[Objective]:
Wherever the word "with" appears in the entries, copy the whole line.

[Entries provided]:
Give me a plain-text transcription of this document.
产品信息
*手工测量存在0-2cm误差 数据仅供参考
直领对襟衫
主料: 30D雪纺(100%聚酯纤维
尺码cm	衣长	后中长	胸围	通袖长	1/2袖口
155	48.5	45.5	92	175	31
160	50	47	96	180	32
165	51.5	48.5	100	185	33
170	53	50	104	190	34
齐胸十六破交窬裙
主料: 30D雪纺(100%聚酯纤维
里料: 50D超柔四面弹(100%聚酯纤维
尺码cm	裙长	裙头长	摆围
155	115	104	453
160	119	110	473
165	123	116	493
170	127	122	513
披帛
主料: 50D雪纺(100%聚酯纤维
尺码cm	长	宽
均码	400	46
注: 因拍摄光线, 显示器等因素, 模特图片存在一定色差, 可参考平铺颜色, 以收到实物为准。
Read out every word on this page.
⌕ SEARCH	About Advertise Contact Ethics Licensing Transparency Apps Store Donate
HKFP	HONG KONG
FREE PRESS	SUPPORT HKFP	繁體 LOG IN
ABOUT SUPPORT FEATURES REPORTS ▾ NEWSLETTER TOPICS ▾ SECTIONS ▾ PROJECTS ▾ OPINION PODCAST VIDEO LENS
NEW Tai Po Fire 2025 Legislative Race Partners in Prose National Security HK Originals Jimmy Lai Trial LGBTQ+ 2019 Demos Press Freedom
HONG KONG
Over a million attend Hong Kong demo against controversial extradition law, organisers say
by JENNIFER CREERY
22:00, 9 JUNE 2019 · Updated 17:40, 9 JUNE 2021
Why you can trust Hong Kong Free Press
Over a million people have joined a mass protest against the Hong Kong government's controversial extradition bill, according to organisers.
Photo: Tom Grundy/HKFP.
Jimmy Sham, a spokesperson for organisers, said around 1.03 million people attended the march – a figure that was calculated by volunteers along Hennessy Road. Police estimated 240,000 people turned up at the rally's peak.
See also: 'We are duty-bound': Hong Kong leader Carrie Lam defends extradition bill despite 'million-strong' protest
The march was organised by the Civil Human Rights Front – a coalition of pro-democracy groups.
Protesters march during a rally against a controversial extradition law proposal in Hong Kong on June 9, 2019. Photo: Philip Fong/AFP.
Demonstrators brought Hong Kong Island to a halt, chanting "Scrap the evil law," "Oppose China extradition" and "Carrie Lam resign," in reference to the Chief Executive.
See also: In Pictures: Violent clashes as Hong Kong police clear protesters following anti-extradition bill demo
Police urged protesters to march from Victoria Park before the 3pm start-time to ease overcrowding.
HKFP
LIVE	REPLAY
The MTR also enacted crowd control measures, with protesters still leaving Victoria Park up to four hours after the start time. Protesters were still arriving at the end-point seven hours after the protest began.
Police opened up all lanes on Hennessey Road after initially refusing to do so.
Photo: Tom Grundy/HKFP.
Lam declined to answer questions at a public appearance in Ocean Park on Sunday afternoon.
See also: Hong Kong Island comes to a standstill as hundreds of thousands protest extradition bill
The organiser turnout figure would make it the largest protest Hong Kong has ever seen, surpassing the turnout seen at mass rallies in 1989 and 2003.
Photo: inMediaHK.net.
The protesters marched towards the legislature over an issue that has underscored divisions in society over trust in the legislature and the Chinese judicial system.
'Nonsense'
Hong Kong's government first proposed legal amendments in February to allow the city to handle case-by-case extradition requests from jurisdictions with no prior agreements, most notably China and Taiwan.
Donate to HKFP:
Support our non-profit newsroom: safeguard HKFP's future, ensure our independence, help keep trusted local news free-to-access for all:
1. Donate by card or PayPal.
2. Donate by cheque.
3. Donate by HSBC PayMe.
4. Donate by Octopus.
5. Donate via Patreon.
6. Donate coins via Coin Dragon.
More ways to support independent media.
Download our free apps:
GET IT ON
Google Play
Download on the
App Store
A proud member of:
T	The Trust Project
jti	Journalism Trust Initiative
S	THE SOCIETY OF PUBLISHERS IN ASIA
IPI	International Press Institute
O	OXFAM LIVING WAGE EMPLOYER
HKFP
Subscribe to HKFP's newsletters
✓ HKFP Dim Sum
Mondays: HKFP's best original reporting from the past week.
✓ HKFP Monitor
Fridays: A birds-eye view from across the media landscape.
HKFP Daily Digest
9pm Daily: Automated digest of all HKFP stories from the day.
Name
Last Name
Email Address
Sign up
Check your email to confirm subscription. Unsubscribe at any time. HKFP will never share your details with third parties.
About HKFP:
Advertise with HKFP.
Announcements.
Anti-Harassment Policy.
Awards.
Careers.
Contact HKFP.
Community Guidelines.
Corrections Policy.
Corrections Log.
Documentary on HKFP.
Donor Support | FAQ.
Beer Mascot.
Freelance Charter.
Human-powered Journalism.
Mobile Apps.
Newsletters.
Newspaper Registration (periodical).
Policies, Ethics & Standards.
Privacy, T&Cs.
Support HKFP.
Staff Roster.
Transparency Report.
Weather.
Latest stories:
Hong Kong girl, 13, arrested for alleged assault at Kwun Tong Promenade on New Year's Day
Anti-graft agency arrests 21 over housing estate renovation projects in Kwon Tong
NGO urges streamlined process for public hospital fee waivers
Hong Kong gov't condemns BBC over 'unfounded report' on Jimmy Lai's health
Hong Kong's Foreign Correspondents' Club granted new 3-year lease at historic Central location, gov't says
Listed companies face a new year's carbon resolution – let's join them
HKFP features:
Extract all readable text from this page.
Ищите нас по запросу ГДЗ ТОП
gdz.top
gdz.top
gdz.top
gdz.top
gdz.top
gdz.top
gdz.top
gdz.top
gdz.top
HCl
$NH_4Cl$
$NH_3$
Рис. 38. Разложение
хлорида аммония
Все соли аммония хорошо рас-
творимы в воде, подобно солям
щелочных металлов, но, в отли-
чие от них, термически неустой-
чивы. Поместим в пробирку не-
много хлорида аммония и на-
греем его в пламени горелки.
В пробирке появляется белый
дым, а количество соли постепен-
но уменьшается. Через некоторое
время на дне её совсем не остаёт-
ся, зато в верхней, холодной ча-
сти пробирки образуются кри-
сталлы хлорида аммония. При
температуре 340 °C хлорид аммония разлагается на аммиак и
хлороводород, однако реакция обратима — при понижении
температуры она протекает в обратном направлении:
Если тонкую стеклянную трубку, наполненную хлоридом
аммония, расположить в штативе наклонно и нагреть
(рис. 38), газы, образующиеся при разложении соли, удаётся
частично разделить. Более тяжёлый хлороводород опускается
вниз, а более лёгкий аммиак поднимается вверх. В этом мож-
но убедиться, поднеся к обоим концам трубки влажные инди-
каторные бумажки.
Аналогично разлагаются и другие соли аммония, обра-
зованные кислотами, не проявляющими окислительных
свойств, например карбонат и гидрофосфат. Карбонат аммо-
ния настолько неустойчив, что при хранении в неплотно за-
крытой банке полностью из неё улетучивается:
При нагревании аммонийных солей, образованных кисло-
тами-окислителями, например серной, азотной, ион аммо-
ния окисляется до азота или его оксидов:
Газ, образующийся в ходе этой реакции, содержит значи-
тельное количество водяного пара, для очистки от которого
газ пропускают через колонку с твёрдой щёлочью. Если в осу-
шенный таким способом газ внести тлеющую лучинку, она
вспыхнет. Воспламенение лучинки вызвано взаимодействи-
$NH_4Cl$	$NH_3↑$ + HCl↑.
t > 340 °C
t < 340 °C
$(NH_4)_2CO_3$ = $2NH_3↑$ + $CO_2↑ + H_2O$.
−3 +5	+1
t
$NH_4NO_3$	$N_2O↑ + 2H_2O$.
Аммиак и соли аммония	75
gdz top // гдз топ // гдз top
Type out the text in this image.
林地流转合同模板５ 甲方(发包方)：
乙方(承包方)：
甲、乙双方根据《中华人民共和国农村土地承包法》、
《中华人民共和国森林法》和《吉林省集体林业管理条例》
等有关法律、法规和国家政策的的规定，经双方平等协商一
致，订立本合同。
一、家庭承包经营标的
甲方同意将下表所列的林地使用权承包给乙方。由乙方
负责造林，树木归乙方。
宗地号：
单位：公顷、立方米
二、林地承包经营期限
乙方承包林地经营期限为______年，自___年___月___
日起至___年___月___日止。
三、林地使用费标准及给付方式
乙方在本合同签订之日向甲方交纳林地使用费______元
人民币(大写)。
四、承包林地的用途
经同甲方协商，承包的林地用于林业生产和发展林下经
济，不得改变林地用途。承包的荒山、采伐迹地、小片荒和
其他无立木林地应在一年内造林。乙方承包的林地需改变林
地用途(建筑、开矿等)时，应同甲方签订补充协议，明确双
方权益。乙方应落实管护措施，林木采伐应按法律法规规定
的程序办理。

[Finished exercise]:
The MTR also enacted crowd control measures, with protesters still leaving Victoria Park up to four hours after the start time. Protesters were still arriving at the end-point seven hours after the protest began.
Hong Kong's government first proposed legal amendments in February to allow the city to handle case-by-case extradition requests from jurisdictions with no prior agreements, most notably China and Taiwan.
Check your email to confirm subscription. Unsubscribe at any time. HKFP will never share your details with third parties.
Advertise with HKFP.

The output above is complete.